SHORT PROBLEM: Copy out every line of the records where the string "this" occurs.

RECORDS FOR THE TASK:

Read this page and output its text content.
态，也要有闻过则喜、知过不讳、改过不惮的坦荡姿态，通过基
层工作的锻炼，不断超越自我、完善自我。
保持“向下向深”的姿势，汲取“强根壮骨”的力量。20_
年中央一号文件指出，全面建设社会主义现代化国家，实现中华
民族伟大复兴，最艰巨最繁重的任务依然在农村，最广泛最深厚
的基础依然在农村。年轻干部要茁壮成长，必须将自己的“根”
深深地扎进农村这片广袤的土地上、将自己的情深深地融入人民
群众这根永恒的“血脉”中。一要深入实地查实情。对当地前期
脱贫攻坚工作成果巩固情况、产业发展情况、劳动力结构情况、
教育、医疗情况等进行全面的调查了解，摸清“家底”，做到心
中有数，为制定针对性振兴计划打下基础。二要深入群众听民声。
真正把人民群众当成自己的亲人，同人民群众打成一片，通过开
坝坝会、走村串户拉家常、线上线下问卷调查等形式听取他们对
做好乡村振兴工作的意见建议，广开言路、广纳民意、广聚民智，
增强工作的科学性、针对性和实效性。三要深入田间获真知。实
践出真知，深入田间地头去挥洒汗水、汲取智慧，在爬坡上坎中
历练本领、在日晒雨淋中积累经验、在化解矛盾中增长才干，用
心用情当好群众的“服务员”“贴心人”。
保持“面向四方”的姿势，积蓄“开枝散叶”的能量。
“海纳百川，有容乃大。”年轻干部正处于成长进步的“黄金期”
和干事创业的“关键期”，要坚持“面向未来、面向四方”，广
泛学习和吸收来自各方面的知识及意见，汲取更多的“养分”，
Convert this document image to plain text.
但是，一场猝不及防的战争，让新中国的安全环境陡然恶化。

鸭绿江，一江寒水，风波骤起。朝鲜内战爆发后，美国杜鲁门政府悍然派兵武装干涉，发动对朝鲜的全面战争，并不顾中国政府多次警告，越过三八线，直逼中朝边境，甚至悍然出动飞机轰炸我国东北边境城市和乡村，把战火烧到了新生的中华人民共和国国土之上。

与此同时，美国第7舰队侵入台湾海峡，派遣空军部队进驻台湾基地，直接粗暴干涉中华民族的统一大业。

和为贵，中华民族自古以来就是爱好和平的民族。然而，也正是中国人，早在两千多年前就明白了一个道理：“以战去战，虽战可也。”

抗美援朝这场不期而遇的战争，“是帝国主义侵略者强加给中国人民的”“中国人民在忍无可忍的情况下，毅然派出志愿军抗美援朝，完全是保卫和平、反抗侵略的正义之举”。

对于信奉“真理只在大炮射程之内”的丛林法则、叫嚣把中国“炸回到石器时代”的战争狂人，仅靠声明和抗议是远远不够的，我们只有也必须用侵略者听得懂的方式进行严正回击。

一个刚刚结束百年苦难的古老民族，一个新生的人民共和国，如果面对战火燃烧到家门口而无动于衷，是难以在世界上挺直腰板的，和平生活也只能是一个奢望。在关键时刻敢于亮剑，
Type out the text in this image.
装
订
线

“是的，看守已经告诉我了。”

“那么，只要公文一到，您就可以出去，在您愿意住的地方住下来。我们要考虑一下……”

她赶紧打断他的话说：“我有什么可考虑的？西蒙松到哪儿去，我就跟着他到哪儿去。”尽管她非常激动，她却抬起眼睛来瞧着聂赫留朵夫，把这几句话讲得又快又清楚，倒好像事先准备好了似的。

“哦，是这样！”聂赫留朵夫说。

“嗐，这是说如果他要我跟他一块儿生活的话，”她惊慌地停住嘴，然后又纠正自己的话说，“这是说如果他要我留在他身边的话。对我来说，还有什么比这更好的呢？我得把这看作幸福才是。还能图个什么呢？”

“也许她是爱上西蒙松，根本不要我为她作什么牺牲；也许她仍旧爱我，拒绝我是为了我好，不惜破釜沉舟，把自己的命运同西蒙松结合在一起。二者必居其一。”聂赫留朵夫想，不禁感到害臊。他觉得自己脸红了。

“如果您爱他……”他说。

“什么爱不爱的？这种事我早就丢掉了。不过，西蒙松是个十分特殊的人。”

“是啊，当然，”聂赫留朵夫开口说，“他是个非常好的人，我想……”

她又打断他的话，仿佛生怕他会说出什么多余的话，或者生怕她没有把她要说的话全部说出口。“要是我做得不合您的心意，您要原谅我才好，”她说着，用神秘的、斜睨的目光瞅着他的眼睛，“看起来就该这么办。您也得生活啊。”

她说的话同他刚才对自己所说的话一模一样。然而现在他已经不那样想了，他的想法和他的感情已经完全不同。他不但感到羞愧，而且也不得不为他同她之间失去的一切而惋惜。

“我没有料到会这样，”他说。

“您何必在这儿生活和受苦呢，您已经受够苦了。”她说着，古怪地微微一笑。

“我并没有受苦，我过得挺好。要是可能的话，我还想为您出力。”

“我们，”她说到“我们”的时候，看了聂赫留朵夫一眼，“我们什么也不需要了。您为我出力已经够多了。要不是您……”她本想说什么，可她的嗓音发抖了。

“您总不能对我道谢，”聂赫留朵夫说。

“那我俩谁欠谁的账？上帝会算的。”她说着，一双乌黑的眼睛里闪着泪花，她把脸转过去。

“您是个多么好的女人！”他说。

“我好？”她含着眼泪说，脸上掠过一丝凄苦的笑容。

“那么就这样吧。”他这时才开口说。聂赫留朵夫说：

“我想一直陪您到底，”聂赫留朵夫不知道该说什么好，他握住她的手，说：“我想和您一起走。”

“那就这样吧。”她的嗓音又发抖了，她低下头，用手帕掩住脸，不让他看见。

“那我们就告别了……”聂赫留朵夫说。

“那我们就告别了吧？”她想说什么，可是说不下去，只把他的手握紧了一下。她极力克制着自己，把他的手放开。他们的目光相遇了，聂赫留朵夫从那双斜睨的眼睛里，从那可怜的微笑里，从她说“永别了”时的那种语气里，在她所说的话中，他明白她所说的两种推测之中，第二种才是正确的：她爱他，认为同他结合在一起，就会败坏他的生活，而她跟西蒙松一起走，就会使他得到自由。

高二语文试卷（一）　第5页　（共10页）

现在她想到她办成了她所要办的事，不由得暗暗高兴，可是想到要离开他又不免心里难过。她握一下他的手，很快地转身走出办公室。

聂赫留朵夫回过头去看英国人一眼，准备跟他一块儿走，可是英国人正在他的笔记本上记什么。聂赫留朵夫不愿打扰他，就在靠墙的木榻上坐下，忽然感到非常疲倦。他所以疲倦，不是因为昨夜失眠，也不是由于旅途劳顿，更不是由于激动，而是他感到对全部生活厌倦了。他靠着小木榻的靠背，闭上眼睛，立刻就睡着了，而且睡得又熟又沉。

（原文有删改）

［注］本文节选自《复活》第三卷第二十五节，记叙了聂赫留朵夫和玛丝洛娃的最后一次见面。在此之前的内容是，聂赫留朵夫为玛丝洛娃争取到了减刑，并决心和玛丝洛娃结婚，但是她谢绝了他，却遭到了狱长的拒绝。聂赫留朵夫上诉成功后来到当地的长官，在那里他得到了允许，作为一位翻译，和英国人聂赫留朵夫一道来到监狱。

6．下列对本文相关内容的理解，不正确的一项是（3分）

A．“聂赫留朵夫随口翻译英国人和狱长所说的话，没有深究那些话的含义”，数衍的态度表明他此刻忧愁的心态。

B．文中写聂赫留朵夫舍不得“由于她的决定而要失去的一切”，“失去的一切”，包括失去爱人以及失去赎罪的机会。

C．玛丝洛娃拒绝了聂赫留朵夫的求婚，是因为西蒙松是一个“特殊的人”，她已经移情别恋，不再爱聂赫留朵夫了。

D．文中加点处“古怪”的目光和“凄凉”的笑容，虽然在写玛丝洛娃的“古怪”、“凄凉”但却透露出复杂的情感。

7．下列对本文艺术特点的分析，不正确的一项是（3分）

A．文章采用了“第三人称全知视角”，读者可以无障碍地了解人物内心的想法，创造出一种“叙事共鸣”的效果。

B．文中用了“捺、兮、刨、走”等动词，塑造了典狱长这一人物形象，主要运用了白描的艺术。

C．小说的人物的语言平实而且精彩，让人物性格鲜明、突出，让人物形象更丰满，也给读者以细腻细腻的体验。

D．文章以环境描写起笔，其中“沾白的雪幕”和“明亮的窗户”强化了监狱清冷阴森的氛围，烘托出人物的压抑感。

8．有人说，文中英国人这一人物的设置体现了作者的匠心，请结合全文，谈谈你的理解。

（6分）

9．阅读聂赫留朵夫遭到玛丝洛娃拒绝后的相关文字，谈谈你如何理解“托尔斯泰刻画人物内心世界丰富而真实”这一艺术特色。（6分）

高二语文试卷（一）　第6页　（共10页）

SOLUTION TO THE EXERCISE:
Read this page and output its text content.
Convert this document image to plain text.
Type out the text in this image.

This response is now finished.